Can you give the listing lines again, starting at the line containing "scatter-point (235, 305, 241, 311)" and ending at the line containing "scatter-point (1619, 408, 1626, 414)", swapping "scatter-point" for "data-point" and leaving everything else unchanged?

Boxed element entries:
________

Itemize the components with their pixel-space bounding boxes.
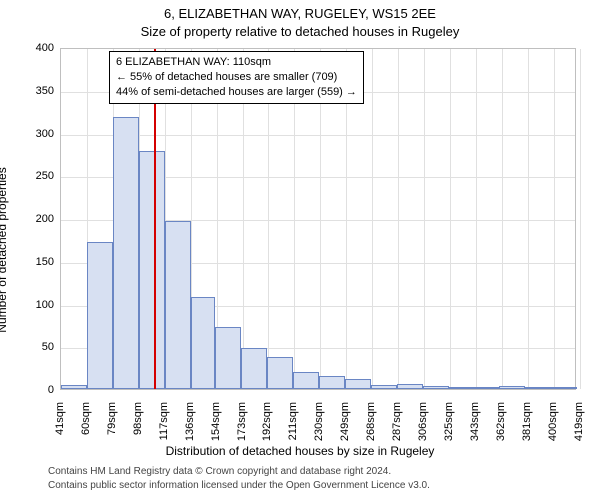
y-tick-label: 50	[24, 341, 54, 353]
x-tick-label: 79sqm	[106, 402, 118, 452]
x-tick-label: 381sqm	[521, 402, 533, 452]
x-tick-label: 230sqm	[313, 402, 325, 452]
x-tick-label: 268sqm	[365, 402, 377, 452]
y-tick-label: 150	[24, 256, 54, 268]
x-tick-label: 362sqm	[495, 402, 507, 452]
histogram-bar	[345, 379, 371, 389]
gridline-v	[580, 49, 581, 389]
x-tick-label: 400sqm	[547, 402, 559, 452]
histogram-bar	[397, 384, 423, 389]
histogram-bar	[267, 357, 293, 389]
histogram-bar	[165, 221, 191, 389]
histogram-bar	[241, 348, 267, 389]
histogram-bar	[113, 117, 139, 389]
x-tick-label: 154sqm	[210, 402, 222, 452]
x-tick-label: 249sqm	[339, 402, 351, 452]
y-tick-label: 400	[24, 42, 54, 54]
histogram-bar	[87, 242, 113, 389]
y-tick-label: 250	[24, 170, 54, 182]
annotation-box: 6 ELIZABETHAN WAY: 110sqm ← 55% of detac…	[109, 51, 364, 104]
gridline-v	[528, 49, 529, 389]
gridline-v	[398, 49, 399, 389]
histogram-bar	[449, 387, 474, 389]
x-tick-label: 343sqm	[469, 402, 481, 452]
y-tick-label: 0	[24, 384, 54, 396]
annotation-line2: ← 55% of detached houses are smaller (70…	[116, 70, 357, 85]
x-tick-label: 136sqm	[184, 402, 196, 452]
histogram-bar	[215, 327, 241, 389]
gridline-v	[554, 49, 555, 389]
x-tick-label: 325sqm	[443, 402, 455, 452]
chart-title-sub: Size of property relative to detached ho…	[0, 24, 600, 39]
histogram-bar	[191, 297, 216, 389]
x-tick-label: 192sqm	[261, 402, 273, 452]
x-tick-label: 41sqm	[54, 402, 66, 452]
histogram-bar	[551, 387, 577, 389]
y-tick-label: 300	[24, 128, 54, 140]
x-tick-label: 419sqm	[573, 402, 585, 452]
x-tick-label: 287sqm	[391, 402, 403, 452]
histogram-bar	[293, 372, 319, 389]
histogram-bar	[473, 387, 499, 389]
gridline-v	[372, 49, 373, 389]
x-tick-label: 173sqm	[236, 402, 248, 452]
x-tick-label: 60sqm	[80, 402, 92, 452]
annotation-line3: 44% of semi-detached houses are larger (…	[116, 85, 357, 100]
y-tick-label: 350	[24, 85, 54, 97]
attribution-line2: Contains public sector information licen…	[0, 480, 600, 491]
y-tick-label: 100	[24, 299, 54, 311]
histogram-bar	[371, 385, 397, 389]
chart-container: { "chart": { "type": "histogram", "title…	[0, 0, 600, 500]
x-tick-label: 98sqm	[132, 402, 144, 452]
gridline-v	[502, 49, 503, 389]
gridline-v	[450, 49, 451, 389]
y-tick-label: 200	[24, 213, 54, 225]
gridline-v	[476, 49, 477, 389]
x-tick-label: 117sqm	[158, 402, 170, 452]
histogram-bar	[319, 376, 345, 389]
histogram-bar	[423, 386, 449, 389]
histogram-bar	[499, 386, 525, 389]
histogram-bar	[61, 385, 87, 389]
x-tick-label: 306sqm	[417, 402, 429, 452]
gridline-v	[424, 49, 425, 389]
histogram-bar	[525, 387, 551, 389]
plot-area: 6 ELIZABETHAN WAY: 110sqm ← 55% of detac…	[60, 48, 576, 390]
chart-title-main: 6, ELIZABETHAN WAY, RUGELEY, WS15 2EE	[0, 6, 600, 21]
attribution-line1: Contains HM Land Registry data © Crown c…	[0, 466, 600, 477]
histogram-bar	[139, 151, 165, 389]
x-tick-label: 211sqm	[287, 402, 299, 452]
annotation-line1: 6 ELIZABETHAN WAY: 110sqm	[116, 55, 357, 70]
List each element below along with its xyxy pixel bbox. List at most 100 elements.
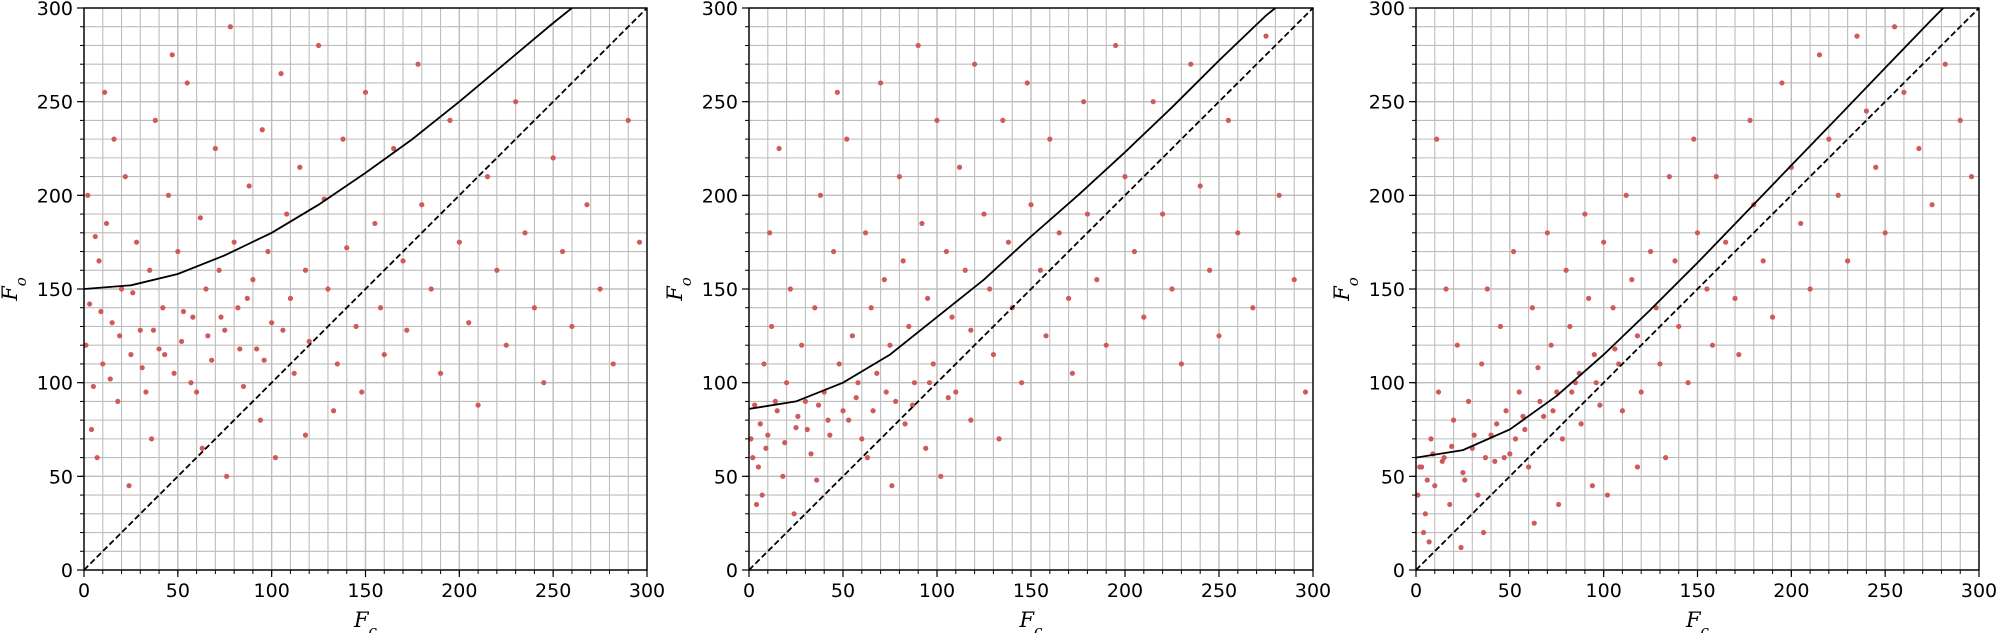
scatter-point (235, 305, 241, 311)
scatter-point (802, 398, 809, 404)
x-axis-label: Fc (1685, 608, 1710, 633)
scatter-point (302, 267, 309, 273)
scatter-point (224, 473, 230, 479)
scatter-point (160, 305, 166, 311)
scatter-point (1968, 174, 1975, 180)
scatter-point (887, 342, 893, 348)
scatter-point (990, 351, 997, 358)
scatter-point (761, 361, 767, 367)
scatter-point (1593, 380, 1599, 386)
scatter-point (1160, 211, 1166, 217)
scatter-point (840, 408, 846, 414)
scatter-point (269, 320, 275, 326)
scatter-point (87, 301, 93, 307)
y-tick-label: 250 (37, 92, 73, 114)
scatter-point (938, 473, 944, 479)
scatter-point (1503, 408, 1509, 414)
scatter-point (162, 351, 168, 358)
scatter-point (1005, 239, 1012, 245)
chart-panel-2: 0 50 100 150 200 250 300 0 50 100 150 200 250 300 Fc Fo (663, 0, 1331, 633)
scatter-point (1723, 239, 1729, 245)
scatter-point (1432, 483, 1438, 489)
scatter-point (1760, 258, 1766, 264)
scatter-point (1929, 202, 1935, 208)
scatter-point (1537, 398, 1543, 404)
scatter-point (1634, 333, 1641, 339)
scatter-point (133, 239, 140, 245)
x-tick-label: 300 (1295, 580, 1331, 602)
scatter-point (787, 286, 793, 292)
scatter-point (752, 402, 758, 408)
y-tick-label: 0 (1393, 560, 1405, 582)
scatter-point (776, 145, 782, 152)
scatter-point (377, 305, 384, 311)
scatter-point (774, 408, 780, 414)
scatter-point (1207, 267, 1213, 273)
scatter-point (862, 230, 869, 236)
scatter-point (272, 455, 279, 461)
scatter-point (1131, 248, 1137, 255)
scatter-point (1619, 408, 1626, 414)
scatter-point (780, 473, 786, 479)
scatter-point (849, 333, 856, 339)
scatter-point (896, 174, 903, 180)
x-tick-label: 200 (441, 580, 477, 602)
scatter-point (1845, 258, 1851, 264)
scatter-point (923, 445, 929, 451)
scatter-point (92, 233, 98, 240)
scatter-point (1428, 436, 1434, 442)
scatter-point (1863, 108, 1869, 114)
scatter-point (1942, 61, 1948, 67)
scatter-point (987, 286, 993, 292)
scatter-point (1559, 436, 1565, 442)
scatter-point (1439, 458, 1445, 464)
scatter-point (1589, 483, 1596, 489)
scatter-point (597, 286, 603, 292)
y-tick-label: 100 (37, 373, 73, 395)
scatter-point (1449, 443, 1455, 449)
identity-line (84, 8, 647, 570)
scatter-point (231, 239, 237, 245)
scatter-point (870, 408, 876, 414)
scatter-point (550, 155, 556, 161)
scatter-point (883, 389, 889, 395)
scatter-point (291, 370, 297, 376)
scatter-point (782, 440, 788, 446)
scatter-point (94, 455, 100, 461)
scatter-point (415, 61, 421, 67)
scatter-point (297, 164, 303, 170)
scatter-point (237, 346, 243, 352)
scatter-point (203, 286, 209, 292)
scatter-point (1291, 277, 1297, 283)
scatter-point (1178, 361, 1184, 367)
scatter-point (222, 327, 228, 333)
chart-panel-1: 0 50 100 150 200 250 300 0 50 100 150 200 250 300 Fc Fo (0, 0, 665, 633)
scatter-point (804, 426, 810, 433)
scatter-point (169, 52, 175, 58)
scatter-point (1604, 492, 1611, 498)
scatter-point (254, 346, 260, 352)
scatter-point (102, 89, 108, 95)
scatter-point (103, 220, 110, 227)
scatter-point (111, 136, 117, 142)
scatter-point (541, 380, 547, 386)
scatter-point (1028, 202, 1034, 208)
scatter-point (610, 361, 616, 367)
scatter-point (190, 314, 196, 320)
scatter-point (1225, 117, 1231, 123)
scatter-point (1113, 42, 1119, 49)
scatter-point (1531, 520, 1537, 526)
scatter-point (1188, 61, 1194, 67)
scatter-point (881, 277, 887, 283)
scatter-point (915, 42, 921, 49)
scatter-point (381, 351, 387, 358)
scatter-point (1672, 258, 1678, 264)
scatter-point (513, 99, 519, 105)
scatter-point (287, 295, 294, 301)
x-axis-label: Fc (1019, 608, 1044, 633)
scatter-point (1704, 286, 1710, 292)
scatter-point (759, 492, 765, 498)
scatter-point (584, 202, 590, 208)
scatter-point (1647, 248, 1654, 255)
grid-lines (83, 7, 648, 571)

________

- _Task solution_:
data-point (235, 305, 241, 311)
data-point (802, 398, 809, 404)
x-axis-label: Fc (1685, 608, 1710, 633)
data-point (302, 267, 309, 273)
data-point (224, 473, 230, 479)
data-point (160, 305, 166, 311)
data-point (1968, 174, 1975, 180)
data-point (887, 342, 893, 348)
data-point (990, 351, 997, 358)
data-point (761, 361, 767, 367)
data-point (1593, 380, 1599, 386)
data-point (1160, 211, 1166, 217)
data-point (840, 408, 846, 414)
data-point (269, 320, 275, 326)
data-point (87, 301, 93, 307)
y-tick-label: 250 (37, 92, 73, 114)
data-point (938, 473, 944, 479)
data-point (1503, 408, 1509, 414)
data-point (162, 351, 168, 358)
data-point (1005, 239, 1012, 245)
chart-panel-2: 0 50 100 150 200 250 300 0 50 100 150 200 250 300 Fc Fo (663, 0, 1331, 633)
data-point (1723, 239, 1729, 245)
data-point (1432, 483, 1438, 489)
data-point (1760, 258, 1766, 264)
data-point (1929, 202, 1935, 208)
data-point (1537, 398, 1543, 404)
data-point (1634, 333, 1641, 339)
data-point (133, 239, 140, 245)
x-tick-label: 300 (1295, 580, 1331, 602)
data-point (787, 286, 793, 292)
data-point (752, 402, 758, 408)
y-tick-label: 0 (1393, 560, 1405, 582)
data-point (776, 145, 782, 152)
data-point (377, 305, 384, 311)
data-point (774, 408, 780, 414)
data-point (1207, 267, 1213, 273)
data-point (862, 230, 869, 236)
data-point (272, 455, 279, 461)
data-point (1131, 248, 1137, 255)
data-point (1619, 408, 1626, 414)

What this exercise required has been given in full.